begin
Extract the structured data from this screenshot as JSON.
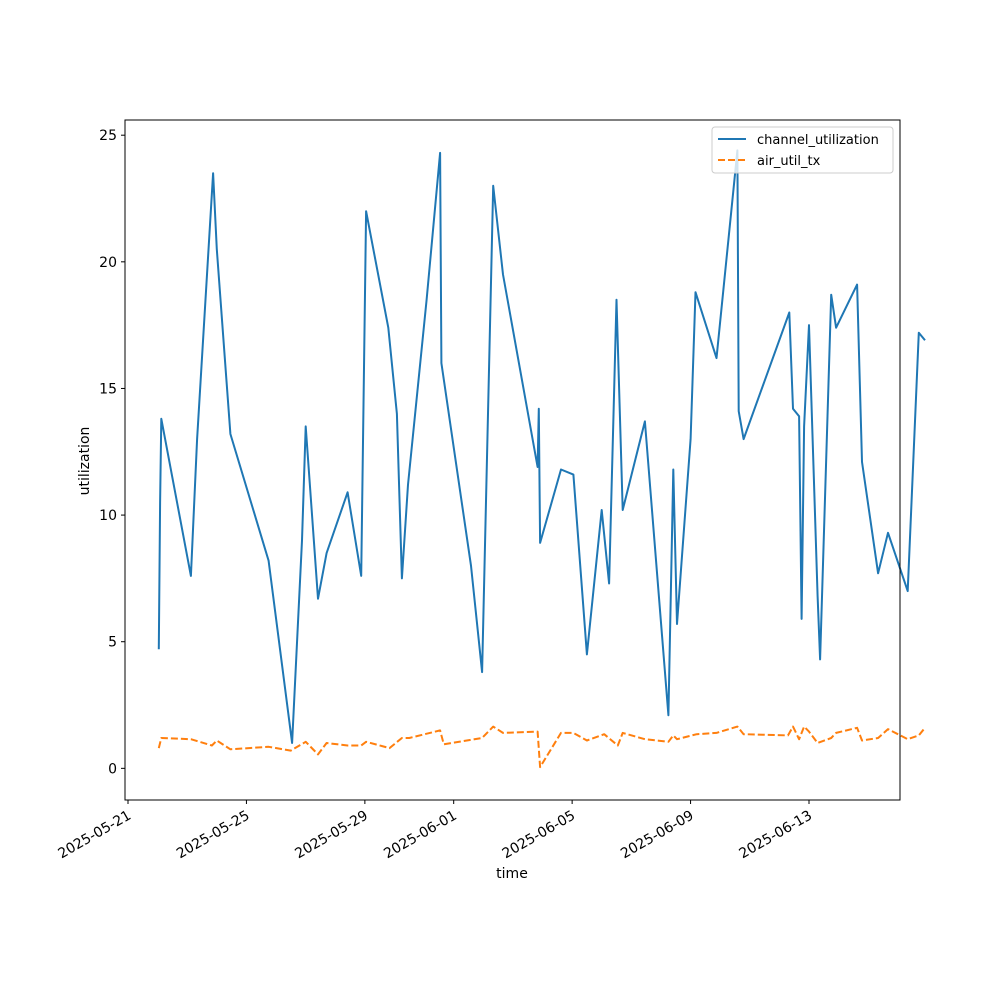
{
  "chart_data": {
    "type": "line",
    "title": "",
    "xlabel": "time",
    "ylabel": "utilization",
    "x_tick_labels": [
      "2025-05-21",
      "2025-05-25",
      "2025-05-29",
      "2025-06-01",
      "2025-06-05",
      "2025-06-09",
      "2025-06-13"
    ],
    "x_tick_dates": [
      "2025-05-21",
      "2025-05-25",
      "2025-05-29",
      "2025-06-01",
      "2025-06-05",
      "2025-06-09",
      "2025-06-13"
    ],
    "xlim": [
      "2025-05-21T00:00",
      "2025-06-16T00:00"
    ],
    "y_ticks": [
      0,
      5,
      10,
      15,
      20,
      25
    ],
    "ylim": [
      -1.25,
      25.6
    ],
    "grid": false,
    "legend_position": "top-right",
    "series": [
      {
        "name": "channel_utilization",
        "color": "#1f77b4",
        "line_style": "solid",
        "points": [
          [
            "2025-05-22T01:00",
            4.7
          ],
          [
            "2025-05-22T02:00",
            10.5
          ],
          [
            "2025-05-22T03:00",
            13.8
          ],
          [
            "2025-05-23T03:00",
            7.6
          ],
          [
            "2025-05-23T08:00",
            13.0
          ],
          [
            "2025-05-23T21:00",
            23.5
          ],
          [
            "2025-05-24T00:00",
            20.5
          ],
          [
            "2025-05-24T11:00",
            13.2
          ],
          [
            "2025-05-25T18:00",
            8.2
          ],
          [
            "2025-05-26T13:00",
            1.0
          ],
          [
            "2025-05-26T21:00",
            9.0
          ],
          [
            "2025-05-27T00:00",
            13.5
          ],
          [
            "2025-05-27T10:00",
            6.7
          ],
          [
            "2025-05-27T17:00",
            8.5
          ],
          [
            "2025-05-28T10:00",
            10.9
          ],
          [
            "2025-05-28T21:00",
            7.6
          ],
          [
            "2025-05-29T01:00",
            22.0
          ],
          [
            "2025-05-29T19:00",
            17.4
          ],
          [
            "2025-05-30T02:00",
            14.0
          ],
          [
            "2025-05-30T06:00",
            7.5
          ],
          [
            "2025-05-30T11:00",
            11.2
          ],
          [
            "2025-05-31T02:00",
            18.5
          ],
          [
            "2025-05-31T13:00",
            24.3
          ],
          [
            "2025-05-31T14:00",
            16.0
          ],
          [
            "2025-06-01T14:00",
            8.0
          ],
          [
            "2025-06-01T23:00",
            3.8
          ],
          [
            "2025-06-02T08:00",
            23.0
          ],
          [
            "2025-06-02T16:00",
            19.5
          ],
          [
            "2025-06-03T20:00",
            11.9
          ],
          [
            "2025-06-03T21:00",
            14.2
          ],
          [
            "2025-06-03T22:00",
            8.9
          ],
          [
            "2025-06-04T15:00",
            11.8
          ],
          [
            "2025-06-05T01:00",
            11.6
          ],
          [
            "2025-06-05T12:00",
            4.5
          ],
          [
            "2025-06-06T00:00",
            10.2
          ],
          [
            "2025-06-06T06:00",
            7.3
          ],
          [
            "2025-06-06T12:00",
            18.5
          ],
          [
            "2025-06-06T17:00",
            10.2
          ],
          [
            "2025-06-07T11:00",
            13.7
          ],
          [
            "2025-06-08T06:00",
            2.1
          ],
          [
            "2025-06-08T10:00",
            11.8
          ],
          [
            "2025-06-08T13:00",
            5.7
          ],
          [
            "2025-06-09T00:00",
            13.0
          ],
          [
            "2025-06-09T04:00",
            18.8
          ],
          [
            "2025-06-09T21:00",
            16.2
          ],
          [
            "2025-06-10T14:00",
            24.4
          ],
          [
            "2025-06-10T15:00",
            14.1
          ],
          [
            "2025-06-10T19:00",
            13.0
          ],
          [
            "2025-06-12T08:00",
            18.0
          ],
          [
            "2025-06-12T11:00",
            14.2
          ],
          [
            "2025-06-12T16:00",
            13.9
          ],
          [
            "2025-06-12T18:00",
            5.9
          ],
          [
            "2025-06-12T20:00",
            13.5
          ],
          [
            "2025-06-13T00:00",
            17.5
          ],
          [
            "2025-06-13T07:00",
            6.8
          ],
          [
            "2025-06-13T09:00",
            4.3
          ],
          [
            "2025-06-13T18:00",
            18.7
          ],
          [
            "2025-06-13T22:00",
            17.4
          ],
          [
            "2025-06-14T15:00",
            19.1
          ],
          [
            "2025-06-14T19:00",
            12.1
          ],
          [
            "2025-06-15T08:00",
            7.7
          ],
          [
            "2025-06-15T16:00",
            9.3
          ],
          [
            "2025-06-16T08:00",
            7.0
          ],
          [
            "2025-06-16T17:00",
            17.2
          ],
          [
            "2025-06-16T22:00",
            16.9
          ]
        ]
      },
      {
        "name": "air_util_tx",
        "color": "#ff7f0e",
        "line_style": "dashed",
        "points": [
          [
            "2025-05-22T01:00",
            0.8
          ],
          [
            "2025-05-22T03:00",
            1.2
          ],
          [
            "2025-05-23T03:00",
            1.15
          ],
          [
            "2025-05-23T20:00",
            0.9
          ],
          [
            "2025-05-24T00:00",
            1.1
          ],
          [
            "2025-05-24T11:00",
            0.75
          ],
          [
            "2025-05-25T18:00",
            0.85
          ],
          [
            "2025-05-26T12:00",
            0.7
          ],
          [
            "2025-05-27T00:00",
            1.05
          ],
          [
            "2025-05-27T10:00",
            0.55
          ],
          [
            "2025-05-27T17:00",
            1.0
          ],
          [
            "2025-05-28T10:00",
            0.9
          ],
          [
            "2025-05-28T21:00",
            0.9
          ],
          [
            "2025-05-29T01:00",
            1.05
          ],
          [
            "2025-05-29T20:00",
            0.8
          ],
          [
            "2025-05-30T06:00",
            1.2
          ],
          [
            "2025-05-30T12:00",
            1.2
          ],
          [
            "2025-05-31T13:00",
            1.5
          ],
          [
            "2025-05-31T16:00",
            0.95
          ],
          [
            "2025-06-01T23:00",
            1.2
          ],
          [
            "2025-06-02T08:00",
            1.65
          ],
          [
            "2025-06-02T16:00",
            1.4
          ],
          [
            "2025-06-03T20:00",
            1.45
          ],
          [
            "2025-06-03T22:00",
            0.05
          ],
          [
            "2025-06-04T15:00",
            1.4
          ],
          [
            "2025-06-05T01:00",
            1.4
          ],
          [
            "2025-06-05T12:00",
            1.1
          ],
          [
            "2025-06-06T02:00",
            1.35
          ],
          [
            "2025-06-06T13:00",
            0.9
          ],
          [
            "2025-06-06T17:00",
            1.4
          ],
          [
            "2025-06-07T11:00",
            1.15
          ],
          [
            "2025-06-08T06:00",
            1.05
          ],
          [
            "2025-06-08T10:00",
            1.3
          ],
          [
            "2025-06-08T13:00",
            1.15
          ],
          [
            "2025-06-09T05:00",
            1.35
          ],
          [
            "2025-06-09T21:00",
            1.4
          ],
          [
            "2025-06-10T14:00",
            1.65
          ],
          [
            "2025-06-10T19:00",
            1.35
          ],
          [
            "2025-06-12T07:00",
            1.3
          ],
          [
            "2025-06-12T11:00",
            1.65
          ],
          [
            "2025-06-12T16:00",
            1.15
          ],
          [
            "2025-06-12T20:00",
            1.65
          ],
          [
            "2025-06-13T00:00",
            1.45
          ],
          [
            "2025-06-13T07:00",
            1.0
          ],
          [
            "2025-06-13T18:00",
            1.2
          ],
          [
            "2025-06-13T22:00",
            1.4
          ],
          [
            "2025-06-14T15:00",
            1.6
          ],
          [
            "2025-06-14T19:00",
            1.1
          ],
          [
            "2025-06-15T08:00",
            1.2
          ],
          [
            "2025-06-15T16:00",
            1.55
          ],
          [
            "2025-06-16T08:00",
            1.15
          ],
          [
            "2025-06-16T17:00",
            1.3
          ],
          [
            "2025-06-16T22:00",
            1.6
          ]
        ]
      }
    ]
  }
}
end
## [Aim]
Find "name". Copy every line it occurs in.

## [Exercise solution]
        "name": "channel_utilization",
        "name": "air_util_tx",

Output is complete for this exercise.